§ **PROBLEM TO SOLVE**
Using the data below, copy every line that contains the word "post".

§ **SOURCE MATERIAL**
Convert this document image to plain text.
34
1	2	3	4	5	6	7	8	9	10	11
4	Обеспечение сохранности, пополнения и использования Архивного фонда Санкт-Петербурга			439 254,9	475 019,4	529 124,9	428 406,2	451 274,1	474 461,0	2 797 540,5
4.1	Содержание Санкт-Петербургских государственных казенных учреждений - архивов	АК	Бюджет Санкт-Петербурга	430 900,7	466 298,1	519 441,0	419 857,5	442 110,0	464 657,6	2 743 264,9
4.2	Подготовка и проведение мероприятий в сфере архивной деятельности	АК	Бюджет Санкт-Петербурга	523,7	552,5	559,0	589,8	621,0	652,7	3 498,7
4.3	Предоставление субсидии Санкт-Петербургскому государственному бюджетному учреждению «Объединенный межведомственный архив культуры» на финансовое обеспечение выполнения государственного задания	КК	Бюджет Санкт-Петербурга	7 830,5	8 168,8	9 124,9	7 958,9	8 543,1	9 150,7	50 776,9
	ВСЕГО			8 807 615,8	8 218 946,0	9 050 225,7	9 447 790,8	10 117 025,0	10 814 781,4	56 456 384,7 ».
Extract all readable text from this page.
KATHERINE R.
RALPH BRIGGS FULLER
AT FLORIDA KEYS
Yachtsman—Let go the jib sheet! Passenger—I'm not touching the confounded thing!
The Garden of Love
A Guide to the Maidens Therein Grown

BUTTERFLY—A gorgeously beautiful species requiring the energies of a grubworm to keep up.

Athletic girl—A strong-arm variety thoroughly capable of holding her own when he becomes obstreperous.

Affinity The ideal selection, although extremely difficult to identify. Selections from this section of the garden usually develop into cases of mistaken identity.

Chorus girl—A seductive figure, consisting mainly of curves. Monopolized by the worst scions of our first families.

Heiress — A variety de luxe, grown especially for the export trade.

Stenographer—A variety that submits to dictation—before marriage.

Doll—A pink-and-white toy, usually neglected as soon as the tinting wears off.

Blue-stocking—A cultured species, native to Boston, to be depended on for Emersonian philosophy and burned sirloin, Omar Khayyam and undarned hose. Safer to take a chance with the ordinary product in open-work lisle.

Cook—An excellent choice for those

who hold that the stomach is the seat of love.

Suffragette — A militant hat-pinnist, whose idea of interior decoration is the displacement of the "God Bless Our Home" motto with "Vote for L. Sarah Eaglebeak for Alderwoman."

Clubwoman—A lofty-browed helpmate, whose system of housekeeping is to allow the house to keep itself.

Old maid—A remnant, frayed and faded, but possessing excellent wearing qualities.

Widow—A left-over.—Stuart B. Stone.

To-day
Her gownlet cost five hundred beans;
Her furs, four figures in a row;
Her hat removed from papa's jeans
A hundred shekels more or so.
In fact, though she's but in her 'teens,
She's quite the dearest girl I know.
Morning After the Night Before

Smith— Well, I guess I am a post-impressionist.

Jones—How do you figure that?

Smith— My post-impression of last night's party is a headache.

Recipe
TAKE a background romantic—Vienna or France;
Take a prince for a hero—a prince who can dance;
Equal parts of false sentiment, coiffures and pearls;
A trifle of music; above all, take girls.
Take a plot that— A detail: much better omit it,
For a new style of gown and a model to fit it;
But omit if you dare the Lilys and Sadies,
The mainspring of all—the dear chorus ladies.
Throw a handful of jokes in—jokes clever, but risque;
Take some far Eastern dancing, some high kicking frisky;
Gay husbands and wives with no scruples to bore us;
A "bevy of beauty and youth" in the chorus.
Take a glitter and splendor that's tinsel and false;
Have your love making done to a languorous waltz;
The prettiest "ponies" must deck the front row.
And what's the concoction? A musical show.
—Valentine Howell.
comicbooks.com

§ **WORKED SOLUTION**
Smith— Well, I guess I am a post-impressionist.
Smith— My post-impression of last night's party is a headache.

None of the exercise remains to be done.